On the social welfare side, there has been a good deal of misunderstanding about the effect of entrance to the Community on our systems of social security. There is a great variety of social security systems in the member states. Each has a compulsory general system for wage and salary earners up to a certain income for the nine benefits covered by the International Labour Convention on minimum standards of social security. In addition, there are special schemes for certain occupations such as mining and those who are self-employed in farming. Social security contributions and benefits are usually related to incomes. In general, the systems adhere to the insurance principle. Most of them rely on employers' and insured persons' contributions for the bulk of their finances. They draw on the Exchequer to a limited extent only. While there is a broad similarity in scope in the general systems of the Six and the methods of financing them and calculating contributions and benefits, there is no uniformity in the rates of contributions or benefits.

There is no European normal standard of social security to which this country would be obliged to conform as a condition of entry. Under Article 118 of the Treaty, the Commission is required to promote close collaboration between member states in almost all fields of social policy. This is something we should welcome. While the Treaty of Rome does not contain any specific provision for the introduction of a single or uniform system of social security throughout the member states, it does refer to harmonisation and the regulations, as I have pointed out, refer to collaboration. There is, in fact, a gradual trend in the Community towards convergence of the systems of social security and it is expected that this broad tendency towards harmonisation will make itself felt in Ireland after entry.

The Community regulations dealing with the social security of migrant workers are binding on member states and over-ride any reciprocal agreements unless these are specifically provided for; these regulations result from the Community objective of permitting the free movement of labour. They cover all questions arising in regard to social security in the case of wage earners and dependants who move within the Community. They relate to social security benefits for sickness, maternity, invalidity, old age, survivors, whom we refer to as widows and orphans, employment accidents and diseases, death, unemployment and family payments. The latter we call children's allowances. Basically, the objective of the regulations is to ensure that nationals of one member state will not suffer any handicap in acquiring title to and payment of benefit by moving to another member state. Migrants carry their acquired rights to social security with them when they move from one member state to another and, when a claim for benefit is made, insurance in the former country, or countries, is fully reckonable for the purpose of satisfying contribution conditions and, when payment is authorised, it may be made to a person resident in another member state.

### Instructions for the task
In the passage on social security, what does Article 118 of the Treaty require the Commission to do?

### Record extracts
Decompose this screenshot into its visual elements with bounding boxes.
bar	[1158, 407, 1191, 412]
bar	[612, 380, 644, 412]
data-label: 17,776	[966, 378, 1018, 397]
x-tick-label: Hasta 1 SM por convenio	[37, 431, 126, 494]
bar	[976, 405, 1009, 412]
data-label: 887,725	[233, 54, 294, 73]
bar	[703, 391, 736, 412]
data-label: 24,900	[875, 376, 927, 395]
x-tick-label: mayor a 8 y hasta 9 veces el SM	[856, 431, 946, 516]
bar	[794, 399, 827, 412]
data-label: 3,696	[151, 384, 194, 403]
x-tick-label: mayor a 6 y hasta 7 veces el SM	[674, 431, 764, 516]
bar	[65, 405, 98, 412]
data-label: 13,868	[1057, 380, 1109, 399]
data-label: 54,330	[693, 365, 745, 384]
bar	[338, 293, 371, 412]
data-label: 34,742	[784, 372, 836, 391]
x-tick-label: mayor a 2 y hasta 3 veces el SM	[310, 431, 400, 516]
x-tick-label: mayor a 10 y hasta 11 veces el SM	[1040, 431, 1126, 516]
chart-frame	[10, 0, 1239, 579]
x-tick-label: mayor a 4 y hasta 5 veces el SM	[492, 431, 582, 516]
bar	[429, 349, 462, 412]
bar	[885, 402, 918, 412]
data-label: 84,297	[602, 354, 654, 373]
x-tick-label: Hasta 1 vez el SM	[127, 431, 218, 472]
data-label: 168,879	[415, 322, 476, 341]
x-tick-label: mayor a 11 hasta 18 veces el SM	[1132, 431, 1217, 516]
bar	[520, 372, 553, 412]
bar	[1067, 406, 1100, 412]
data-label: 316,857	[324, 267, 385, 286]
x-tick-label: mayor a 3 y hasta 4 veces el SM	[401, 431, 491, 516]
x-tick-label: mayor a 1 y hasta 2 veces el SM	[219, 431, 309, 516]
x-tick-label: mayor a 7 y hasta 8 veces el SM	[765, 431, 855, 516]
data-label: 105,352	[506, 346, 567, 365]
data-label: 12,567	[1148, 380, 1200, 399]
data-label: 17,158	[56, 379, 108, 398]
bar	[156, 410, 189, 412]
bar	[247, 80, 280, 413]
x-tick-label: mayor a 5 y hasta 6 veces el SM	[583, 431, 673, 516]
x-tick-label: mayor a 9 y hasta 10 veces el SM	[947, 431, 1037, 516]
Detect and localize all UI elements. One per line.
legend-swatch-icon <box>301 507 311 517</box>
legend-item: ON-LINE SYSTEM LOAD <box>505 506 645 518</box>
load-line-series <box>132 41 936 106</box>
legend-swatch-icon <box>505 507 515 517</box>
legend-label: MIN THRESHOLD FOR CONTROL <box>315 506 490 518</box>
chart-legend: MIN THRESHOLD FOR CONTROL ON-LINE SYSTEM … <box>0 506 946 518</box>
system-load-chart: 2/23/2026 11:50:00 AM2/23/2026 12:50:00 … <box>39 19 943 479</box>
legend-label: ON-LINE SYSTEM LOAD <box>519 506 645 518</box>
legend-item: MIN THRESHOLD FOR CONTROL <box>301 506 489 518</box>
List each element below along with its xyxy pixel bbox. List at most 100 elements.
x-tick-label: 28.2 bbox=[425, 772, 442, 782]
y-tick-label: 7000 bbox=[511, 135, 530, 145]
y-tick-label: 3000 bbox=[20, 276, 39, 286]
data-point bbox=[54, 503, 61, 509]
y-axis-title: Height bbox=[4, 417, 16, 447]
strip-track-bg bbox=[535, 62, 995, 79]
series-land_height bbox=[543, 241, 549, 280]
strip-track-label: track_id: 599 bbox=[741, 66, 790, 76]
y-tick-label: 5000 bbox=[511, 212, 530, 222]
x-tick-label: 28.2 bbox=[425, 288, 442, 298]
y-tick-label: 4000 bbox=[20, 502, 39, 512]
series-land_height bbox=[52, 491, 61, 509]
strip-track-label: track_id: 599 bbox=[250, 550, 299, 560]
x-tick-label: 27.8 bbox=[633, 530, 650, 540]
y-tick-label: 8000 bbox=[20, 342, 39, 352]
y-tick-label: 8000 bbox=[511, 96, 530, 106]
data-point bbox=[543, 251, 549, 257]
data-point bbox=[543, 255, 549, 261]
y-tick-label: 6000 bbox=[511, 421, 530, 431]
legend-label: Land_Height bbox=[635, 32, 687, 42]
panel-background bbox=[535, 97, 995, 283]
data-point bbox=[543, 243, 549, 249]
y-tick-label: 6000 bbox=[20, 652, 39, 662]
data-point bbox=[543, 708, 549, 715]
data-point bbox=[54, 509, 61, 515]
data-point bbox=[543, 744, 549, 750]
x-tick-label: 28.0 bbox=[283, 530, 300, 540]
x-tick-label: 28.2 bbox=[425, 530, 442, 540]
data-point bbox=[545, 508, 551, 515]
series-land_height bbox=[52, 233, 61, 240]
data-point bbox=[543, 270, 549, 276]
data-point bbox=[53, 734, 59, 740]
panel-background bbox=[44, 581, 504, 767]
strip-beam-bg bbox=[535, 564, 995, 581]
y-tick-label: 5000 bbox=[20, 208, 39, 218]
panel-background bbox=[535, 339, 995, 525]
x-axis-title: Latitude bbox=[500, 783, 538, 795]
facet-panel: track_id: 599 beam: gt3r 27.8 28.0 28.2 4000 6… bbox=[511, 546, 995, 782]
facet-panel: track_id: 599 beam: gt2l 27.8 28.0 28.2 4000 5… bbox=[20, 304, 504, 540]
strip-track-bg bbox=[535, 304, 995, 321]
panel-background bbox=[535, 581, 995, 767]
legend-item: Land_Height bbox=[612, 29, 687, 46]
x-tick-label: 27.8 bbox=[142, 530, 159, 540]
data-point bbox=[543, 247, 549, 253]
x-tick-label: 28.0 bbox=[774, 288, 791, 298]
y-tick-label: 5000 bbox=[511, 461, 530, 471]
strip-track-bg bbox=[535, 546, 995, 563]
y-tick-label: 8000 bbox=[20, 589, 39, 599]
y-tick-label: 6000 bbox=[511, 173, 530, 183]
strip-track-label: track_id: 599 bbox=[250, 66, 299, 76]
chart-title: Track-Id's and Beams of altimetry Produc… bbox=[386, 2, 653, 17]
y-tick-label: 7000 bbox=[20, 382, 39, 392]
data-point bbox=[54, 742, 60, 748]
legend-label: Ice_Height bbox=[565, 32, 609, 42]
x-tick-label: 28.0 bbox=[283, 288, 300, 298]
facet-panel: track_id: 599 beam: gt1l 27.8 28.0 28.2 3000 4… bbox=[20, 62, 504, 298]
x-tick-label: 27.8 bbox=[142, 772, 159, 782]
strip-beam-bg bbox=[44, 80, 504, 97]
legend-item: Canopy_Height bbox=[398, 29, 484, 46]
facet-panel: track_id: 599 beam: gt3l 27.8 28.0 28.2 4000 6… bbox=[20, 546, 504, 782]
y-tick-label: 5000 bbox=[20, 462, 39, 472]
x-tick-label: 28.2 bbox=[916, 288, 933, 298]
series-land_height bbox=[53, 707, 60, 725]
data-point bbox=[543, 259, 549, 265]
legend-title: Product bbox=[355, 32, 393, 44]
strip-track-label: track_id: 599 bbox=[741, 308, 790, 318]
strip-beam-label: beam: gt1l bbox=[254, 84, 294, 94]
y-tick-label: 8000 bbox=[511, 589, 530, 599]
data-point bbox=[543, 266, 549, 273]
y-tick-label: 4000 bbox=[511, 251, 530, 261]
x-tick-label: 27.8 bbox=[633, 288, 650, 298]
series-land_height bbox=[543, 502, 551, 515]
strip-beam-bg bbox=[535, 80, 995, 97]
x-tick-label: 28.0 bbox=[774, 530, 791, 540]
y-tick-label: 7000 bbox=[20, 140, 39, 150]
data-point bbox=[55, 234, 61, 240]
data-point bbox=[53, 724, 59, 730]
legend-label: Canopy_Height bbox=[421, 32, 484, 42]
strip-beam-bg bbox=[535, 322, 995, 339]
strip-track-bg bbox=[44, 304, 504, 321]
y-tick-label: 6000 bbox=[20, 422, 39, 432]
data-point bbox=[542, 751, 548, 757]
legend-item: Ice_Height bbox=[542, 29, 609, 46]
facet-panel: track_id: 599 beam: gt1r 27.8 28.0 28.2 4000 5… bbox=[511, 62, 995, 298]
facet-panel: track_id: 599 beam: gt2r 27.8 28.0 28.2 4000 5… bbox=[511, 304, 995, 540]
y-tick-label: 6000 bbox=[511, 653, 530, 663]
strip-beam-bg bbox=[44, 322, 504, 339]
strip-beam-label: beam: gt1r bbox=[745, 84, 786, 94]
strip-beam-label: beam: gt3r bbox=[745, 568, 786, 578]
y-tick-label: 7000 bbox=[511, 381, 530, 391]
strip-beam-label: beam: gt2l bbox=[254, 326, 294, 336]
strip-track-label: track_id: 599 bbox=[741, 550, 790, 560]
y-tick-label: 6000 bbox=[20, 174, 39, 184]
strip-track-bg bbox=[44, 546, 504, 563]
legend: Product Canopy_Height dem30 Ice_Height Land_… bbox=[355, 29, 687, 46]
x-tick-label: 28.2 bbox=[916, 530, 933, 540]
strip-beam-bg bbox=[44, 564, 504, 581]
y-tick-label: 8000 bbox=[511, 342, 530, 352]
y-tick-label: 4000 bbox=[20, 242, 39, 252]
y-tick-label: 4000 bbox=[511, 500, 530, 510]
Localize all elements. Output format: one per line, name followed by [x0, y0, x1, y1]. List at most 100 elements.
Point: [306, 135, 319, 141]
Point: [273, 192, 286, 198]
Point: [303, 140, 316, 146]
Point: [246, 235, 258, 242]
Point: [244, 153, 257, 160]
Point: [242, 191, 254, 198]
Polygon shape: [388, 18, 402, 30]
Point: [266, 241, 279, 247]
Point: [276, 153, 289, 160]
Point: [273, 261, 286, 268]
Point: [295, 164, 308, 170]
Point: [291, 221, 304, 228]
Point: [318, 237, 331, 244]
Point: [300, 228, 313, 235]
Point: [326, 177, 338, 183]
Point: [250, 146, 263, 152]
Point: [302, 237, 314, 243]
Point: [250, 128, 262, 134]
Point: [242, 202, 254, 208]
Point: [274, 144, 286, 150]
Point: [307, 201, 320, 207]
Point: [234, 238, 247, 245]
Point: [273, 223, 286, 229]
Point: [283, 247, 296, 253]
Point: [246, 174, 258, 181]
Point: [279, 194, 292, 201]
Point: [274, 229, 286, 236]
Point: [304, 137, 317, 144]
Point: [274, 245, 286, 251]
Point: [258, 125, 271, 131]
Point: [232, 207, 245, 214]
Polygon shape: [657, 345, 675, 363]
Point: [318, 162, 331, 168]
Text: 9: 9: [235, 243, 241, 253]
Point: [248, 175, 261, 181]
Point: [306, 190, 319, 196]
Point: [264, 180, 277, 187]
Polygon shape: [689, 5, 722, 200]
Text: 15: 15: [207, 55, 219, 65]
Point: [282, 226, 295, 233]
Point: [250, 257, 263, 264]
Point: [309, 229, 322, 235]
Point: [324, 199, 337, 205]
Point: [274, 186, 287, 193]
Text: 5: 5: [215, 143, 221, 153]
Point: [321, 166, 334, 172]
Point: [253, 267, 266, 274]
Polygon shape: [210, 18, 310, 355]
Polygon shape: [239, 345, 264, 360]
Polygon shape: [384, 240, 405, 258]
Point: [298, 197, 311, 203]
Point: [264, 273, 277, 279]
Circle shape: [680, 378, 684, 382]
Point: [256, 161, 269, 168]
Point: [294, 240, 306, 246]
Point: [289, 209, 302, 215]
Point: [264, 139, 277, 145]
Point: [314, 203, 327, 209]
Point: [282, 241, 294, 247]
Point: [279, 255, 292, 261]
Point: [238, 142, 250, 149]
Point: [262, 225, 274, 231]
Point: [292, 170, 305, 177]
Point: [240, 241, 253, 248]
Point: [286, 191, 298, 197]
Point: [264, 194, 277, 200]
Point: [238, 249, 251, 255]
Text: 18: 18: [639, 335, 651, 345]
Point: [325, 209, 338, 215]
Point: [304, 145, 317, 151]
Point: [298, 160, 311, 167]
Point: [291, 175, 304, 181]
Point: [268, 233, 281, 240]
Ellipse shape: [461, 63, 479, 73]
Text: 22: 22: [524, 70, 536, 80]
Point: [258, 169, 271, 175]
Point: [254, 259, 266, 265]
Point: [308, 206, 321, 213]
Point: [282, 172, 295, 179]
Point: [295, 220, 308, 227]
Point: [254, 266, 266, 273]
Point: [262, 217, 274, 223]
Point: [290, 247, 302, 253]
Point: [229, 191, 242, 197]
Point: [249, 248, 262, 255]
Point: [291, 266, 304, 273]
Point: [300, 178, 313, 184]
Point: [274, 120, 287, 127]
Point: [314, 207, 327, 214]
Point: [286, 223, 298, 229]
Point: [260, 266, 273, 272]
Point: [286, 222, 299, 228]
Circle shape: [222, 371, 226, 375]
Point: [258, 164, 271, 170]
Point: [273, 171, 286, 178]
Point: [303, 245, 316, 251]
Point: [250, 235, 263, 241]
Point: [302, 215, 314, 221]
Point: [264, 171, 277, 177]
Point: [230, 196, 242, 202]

### Response below
It requires the Commission to promote close collaboration between member states in almost all fields of social policy.